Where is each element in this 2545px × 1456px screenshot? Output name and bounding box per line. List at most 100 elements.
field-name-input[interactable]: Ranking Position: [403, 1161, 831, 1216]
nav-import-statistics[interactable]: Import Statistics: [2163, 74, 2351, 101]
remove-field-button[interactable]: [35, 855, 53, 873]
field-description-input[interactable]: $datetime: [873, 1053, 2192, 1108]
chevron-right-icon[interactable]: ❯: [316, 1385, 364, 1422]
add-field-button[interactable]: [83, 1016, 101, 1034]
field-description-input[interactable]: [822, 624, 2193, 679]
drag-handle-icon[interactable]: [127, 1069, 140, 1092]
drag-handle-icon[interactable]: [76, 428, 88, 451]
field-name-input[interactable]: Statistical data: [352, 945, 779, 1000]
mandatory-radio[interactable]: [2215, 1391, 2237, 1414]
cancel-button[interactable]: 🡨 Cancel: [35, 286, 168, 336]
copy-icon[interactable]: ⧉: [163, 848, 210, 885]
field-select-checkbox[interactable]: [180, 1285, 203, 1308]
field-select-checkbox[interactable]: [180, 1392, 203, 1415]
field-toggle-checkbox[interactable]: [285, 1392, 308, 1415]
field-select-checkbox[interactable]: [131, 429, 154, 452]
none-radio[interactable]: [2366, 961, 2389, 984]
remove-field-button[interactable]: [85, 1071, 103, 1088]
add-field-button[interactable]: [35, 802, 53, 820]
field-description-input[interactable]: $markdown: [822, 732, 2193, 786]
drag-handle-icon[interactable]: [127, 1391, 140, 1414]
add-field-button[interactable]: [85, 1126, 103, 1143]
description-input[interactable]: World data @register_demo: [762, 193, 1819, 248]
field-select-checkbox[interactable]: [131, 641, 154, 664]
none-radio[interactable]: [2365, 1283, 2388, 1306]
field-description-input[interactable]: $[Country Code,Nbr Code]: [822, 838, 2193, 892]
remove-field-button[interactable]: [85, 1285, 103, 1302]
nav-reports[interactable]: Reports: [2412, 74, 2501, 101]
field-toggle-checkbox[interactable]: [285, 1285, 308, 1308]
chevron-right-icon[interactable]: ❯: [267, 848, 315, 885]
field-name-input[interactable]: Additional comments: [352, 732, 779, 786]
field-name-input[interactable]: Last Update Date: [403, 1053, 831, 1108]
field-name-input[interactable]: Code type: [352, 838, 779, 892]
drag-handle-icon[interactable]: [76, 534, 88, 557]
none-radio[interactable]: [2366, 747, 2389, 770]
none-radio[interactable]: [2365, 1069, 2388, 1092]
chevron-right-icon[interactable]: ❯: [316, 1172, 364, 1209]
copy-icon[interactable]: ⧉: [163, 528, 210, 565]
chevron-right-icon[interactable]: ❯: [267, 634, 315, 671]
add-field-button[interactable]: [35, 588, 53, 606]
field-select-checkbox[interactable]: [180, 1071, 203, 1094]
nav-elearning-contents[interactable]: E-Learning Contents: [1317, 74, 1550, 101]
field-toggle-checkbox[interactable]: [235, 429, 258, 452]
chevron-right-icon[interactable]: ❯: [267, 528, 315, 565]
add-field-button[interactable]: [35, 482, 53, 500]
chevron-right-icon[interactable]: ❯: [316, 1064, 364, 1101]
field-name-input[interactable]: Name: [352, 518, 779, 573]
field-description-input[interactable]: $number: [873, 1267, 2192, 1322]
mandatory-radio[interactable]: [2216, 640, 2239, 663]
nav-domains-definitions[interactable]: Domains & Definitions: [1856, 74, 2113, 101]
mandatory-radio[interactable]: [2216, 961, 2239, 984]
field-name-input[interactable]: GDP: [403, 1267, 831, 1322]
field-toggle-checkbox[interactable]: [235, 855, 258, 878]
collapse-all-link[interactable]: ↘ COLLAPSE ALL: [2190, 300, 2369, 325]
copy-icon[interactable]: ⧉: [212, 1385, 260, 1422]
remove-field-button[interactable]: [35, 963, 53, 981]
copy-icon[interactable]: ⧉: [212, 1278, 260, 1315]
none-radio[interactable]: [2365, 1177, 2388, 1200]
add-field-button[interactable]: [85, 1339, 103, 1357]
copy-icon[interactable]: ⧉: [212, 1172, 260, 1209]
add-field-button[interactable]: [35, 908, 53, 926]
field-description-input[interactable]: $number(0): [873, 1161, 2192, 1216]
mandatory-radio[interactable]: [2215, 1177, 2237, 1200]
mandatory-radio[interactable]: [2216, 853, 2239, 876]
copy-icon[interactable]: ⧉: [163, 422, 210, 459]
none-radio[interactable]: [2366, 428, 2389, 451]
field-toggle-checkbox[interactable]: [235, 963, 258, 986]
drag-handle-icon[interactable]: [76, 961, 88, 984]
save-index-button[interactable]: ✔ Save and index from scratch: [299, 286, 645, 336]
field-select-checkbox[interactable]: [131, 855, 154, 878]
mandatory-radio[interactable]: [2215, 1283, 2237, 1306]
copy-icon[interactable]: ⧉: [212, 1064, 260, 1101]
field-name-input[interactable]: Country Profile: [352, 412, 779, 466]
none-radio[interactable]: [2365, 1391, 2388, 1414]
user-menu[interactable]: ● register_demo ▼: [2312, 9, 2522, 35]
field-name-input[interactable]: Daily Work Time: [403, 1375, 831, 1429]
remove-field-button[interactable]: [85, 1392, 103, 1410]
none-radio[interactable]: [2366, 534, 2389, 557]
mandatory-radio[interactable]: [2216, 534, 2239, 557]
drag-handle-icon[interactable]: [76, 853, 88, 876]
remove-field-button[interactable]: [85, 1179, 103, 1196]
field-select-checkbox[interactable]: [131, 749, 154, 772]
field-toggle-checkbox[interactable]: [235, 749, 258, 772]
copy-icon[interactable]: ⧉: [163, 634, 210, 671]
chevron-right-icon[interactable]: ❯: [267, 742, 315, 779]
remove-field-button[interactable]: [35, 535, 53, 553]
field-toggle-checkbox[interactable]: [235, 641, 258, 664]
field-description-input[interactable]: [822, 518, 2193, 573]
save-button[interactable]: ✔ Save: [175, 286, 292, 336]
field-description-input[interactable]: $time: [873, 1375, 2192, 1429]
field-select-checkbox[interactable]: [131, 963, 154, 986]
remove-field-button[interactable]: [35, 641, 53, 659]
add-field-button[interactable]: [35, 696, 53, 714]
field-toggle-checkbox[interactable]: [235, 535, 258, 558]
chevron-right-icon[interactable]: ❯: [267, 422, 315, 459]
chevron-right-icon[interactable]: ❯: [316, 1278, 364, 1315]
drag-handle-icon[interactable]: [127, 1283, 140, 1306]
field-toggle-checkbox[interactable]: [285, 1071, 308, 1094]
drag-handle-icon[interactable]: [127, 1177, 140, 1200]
○ ○ ○ ○ ○ ○ ○
» **REQUEST**: Format every line of the listing above as a numbered list, omitting any blank lines.

» **EXERCISE RESULT**:
1. Where is each element in this 2545px × 1456px screenshot? Output name and bounding box per line. List at most 100 elements.
2. field-name-input[interactable]: Ranking Position: [403, 1161, 831, 1216]
3. nav-import-statistics[interactable]: Import Statistics: [2163, 74, 2351, 101]
4. remove-field-button[interactable]: [35, 855, 53, 873]
5. field-description-input[interactable]: $datetime: [873, 1053, 2192, 1108]
6. chevron-right-icon[interactable]: ❯: [316, 1385, 364, 1422]
7. add-field-button[interactable]: [83, 1016, 101, 1034]
8. field-description-input[interactable]: [822, 624, 2193, 679]
9. drag-handle-icon[interactable]: [127, 1069, 140, 1092]
10. drag-handle-icon[interactable]: [76, 428, 88, 451]
11. field-name-input[interactable]: Statistical data: [352, 945, 779, 1000]
12. mandatory-radio[interactable]: [2215, 1391, 2237, 1414]
13. cancel-button[interactable]: 🡨 Cancel: [35, 286, 168, 336]
14. copy-icon[interactable]: ⧉: [163, 848, 210, 885]
15. field-select-checkbox[interactable]: [180, 1285, 203, 1308]
16. field-select-checkbox[interactable]: [180, 1392, 203, 1415]
17. field-toggle-checkbox[interactable]: [285, 1392, 308, 1415]
18. field-select-checkbox[interactable]: [131, 429, 154, 452]
19. none-radio[interactable]: [2366, 961, 2389, 984]
20. remove-field-button[interactable]: [85, 1071, 103, 1088]
21. add-field-button[interactable]: [35, 802, 53, 820]
22. field-description-input[interactable]: $markdown: [822, 732, 2193, 786]
23. drag-handle-icon[interactable]: [127, 1391, 140, 1414]
24. add-field-button[interactable]: [85, 1126, 103, 1143]
25. description-input[interactable]: World data @register_demo: [762, 193, 1819, 248]
26. field-select-checkbox[interactable]: [131, 641, 154, 664]
27. none-radio[interactable]: [2365, 1283, 2388, 1306]
28. field-description-input[interactable]: $[Country Code,Nbr Code]: [822, 838, 2193, 892]
29. remove-field-button[interactable]: [85, 1285, 103, 1302]
30. nav-reports[interactable]: Reports: [2412, 74, 2501, 101]
31. field-toggle-checkbox[interactable]: [285, 1285, 308, 1308]
32. chevron-right-icon[interactable]: ❯: [267, 848, 315, 885]
33. field-name-input[interactable]: Additional comments: [352, 732, 779, 786]
34. field-name-input[interactable]: Last Update Date: [403, 1053, 831, 1108]
35. field-name-input[interactable]: Code type: [352, 838, 779, 892]
36. drag-handle-icon[interactable]: [76, 534, 88, 557]
37. none-radio[interactable]: [2366, 747, 2389, 770]
38. none-radio[interactable]: [2365, 1069, 2388, 1092]
39. chevron-right-icon[interactable]: ❯: [316, 1172, 364, 1209]
40. copy-icon[interactable]: ⧉: [163, 528, 210, 565]
41. chevron-right-icon[interactable]: ❯: [267, 634, 315, 671]
42. add-field-button[interactable]: [35, 588, 53, 606]
43. field-select-checkbox[interactable]: [180, 1071, 203, 1094]
44. nav-elearning-contents[interactable]: E-Learning Contents: [1317, 74, 1550, 101]
45. field-toggle-checkbox[interactable]: [235, 429, 258, 452]
46. chevron-right-icon[interactable]: ❯: [267, 528, 315, 565]
47. add-field-button[interactable]: [35, 482, 53, 500]
48. chevron-right-icon[interactable]: ❯: [316, 1064, 364, 1101]
49. field-name-input[interactable]: Name: [352, 518, 779, 573]
50. field-description-input[interactable]: $number: [873, 1267, 2192, 1322]
51. mandatory-radio[interactable]: [2216, 640, 2239, 663]
52. nav-domains-definitions[interactable]: Domains & Definitions: [1856, 74, 2113, 101]
53. mandatory-radio[interactable]: [2216, 961, 2239, 984]
54. field-name-input[interactable]: GDP: [403, 1267, 831, 1322]
55. field-toggle-checkbox[interactable]: [235, 855, 258, 878]
56. collapse-all-link[interactable]: ↘ COLLAPSE ALL: [2190, 300, 2369, 325]
57. copy-icon[interactable]: ⧉: [212, 1385, 260, 1422]
58. remove-field-button[interactable]: [35, 963, 53, 981]
59. copy-icon[interactable]: ⧉: [212, 1278, 260, 1315]
60. none-radio[interactable]: [2365, 1177, 2388, 1200]
61. add-field-button[interactable]: [85, 1339, 103, 1357]
62. copy-icon[interactable]: ⧉: [212, 1172, 260, 1209]
63. add-field-button[interactable]: [35, 908, 53, 926]
64. field-description-input[interactable]: $number(0): [873, 1161, 2192, 1216]
65. mandatory-radio[interactable]: [2215, 1177, 2237, 1200]
66. mandatory-radio[interactable]: [2216, 853, 2239, 876]
67. copy-icon[interactable]: ⧉: [163, 422, 210, 459]
68. none-radio[interactable]: [2366, 428, 2389, 451]
69. field-toggle-checkbox[interactable]: [235, 963, 258, 986]
70. drag-handle-icon[interactable]: [76, 961, 88, 984]
71. save-index-button[interactable]: ✔ Save and index from scratch: [299, 286, 645, 336]
72. field-select-checkbox[interactable]: [131, 855, 154, 878]
73. mandatory-radio[interactable]: [2215, 1283, 2237, 1306]
74. copy-icon[interactable]: ⧉: [212, 1064, 260, 1101]
75. field-name-input[interactable]: Country Profile: [352, 412, 779, 466]
76. none-radio[interactable]: [2365, 1391, 2388, 1414]
77. user-menu[interactable]: ● register_demo ▼: [2312, 9, 2522, 35]
78. field-name-input[interactable]: Daily Work Time: [403, 1375, 831, 1429]
79. remove-field-button[interactable]: [85, 1392, 103, 1410]
80. none-radio[interactable]: [2366, 534, 2389, 557]
81. mandatory-radio[interactable]: [2216, 534, 2239, 557]
82. drag-handle-icon[interactable]: [76, 853, 88, 876]
83. remove-field-button[interactable]: [85, 1179, 103, 1196]
84. field-select-checkbox[interactable]: [131, 749, 154, 772]
85. field-toggle-checkbox[interactable]: [235, 749, 258, 772]
86. copy-icon[interactable]: ⧉: [163, 634, 210, 671]
87. chevron-right-icon[interactable]: ❯: [267, 742, 315, 779]
88. remove-field-button[interactable]: [35, 535, 53, 553]
89. field-toggle-checkbox[interactable]: [235, 641, 258, 664]
90. field-description-input[interactable]: [822, 518, 2193, 573]
91. save-button[interactable]: ✔ Save: [175, 286, 292, 336]
92. field-description-input[interactable]: $time: [873, 1375, 2192, 1429]
93. field-select-checkbox[interactable]: [131, 963, 154, 986]
94. remove-field-button[interactable]: [35, 641, 53, 659]
95. add-field-button[interactable]: [35, 696, 53, 714]
96. field-toggle-checkbox[interactable]: [235, 535, 258, 558]
97. chevron-right-icon[interactable]: ❯: [267, 422, 315, 459]
98. chevron-right-icon[interactable]: ❯: [316, 1278, 364, 1315]
99. drag-handle-icon[interactable]: [127, 1283, 140, 1306]
100. field-toggle-checkbox[interactable]: [285, 1071, 308, 1094]
101. drag-handle-icon[interactable]: [127, 1177, 140, 1200]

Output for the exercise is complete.